(TASK DIRECTIONS): Return every entry exactly as written.

(DATASET ENTRIES):
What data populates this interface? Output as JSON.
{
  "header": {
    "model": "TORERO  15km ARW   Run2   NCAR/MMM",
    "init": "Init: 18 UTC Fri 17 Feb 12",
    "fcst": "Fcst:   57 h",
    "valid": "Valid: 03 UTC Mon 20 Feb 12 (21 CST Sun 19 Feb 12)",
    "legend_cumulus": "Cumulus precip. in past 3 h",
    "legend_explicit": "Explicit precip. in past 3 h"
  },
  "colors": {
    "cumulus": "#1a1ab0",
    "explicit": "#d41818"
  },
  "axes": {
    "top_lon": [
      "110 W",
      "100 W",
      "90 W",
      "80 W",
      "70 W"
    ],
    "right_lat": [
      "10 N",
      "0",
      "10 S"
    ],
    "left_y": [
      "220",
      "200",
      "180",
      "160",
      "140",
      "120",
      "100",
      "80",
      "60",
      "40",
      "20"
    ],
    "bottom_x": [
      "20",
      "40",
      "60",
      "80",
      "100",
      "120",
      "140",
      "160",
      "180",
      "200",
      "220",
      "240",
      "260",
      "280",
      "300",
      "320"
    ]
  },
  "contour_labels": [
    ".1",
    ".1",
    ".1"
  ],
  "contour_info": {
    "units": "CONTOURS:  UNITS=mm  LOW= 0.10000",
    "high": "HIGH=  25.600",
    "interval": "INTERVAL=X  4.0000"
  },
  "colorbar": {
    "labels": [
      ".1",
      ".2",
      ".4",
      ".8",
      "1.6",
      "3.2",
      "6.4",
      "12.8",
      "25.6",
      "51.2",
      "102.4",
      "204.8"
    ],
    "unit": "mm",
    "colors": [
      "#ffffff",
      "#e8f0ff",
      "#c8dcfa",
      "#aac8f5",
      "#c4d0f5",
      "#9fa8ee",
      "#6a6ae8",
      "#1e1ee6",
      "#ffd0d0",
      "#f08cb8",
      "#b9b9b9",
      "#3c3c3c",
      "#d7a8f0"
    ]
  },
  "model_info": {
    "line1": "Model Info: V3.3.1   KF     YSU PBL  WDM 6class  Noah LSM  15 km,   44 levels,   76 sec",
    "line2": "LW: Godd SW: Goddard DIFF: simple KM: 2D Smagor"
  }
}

(FINAL RESULT):
What data populates this interface? Output as JSON.
{
  "header": {
    "model": "TORERO  15km ARW   Run2   NCAR/MMM",
    "init": "Init: 18 UTC Fri 17 Feb 12",
    "fcst": "Fcst:   57 h",
    "valid": "Valid: 03 UTC Mon 20 Feb 12 (21 CST Sun 19 Feb 12)",
    "legend_cumulus": "Cumulus precip. in past 3 h",
    "legend_explicit": "Explicit precip. in past 3 h"
  },
  "colors": {
    "cumulus": "#1a1ab0",
    "explicit": "#d41818"
  },
  "axes": {
    "top_lon": [
      "110 W",
      "100 W",
      "90 W",
      "80 W",
      "70 W"
    ],
    "right_lat": [
      "10 N",
      "0",
      "10 S"
    ],
    "left_y": [
      "220",
      "200",
      "180",
      "160",
      "140",
      "120",
      "100",
      "80",
      "60",
      "40",
      "20"
    ],
    "bottom_x": [
      "20",
      "40",
      "60",
      "80",
      "100",
      "120",
      "140",
      "160",
      "180",
      "200",
      "220",
      "240",
      "260",
      "280",
      "300",
      "320"
    ]
  },
  "contour_labels": [
    ".1",
    ".1",
    ".1"
  ],
  "contour_info": {
    "units": "CONTOURS:  UNITS=mm  LOW= 0.10000",
    "high": "HIGH=  25.600",
    "interval": "INTERVAL=X  4.0000"
  },
  "colorbar": {
    "labels": [
      ".1",
      ".2",
      ".4",
      ".8",
      "1.6",
      "3.2",
      "6.4",
      "12.8",
      "25.6",
      "51.2",
      "102.4",
      "204.8"
    ],
    "unit": "mm",
    "colors": [
      "#ffffff",
      "#e8f0ff",
      "#c8dcfa",
      "#aac8f5",
      "#c4d0f5",
      "#9fa8ee",
      "#6a6ae8",
      "#1e1ee6",
      "#ffd0d0",
      "#f08cb8",
      "#b9b9b9",
      "#3c3c3c",
      "#d7a8f0"
    ]
  },
  "model_info": {
    "line1": "Model Info: V3.3.1   KF     YSU PBL  WDM 6class  Noah LSM  15 km,   44 levels,   76 sec",
    "line2": "LW: Godd SW: Goddard DIFF: simple KM: 2D Smagor"
  }
}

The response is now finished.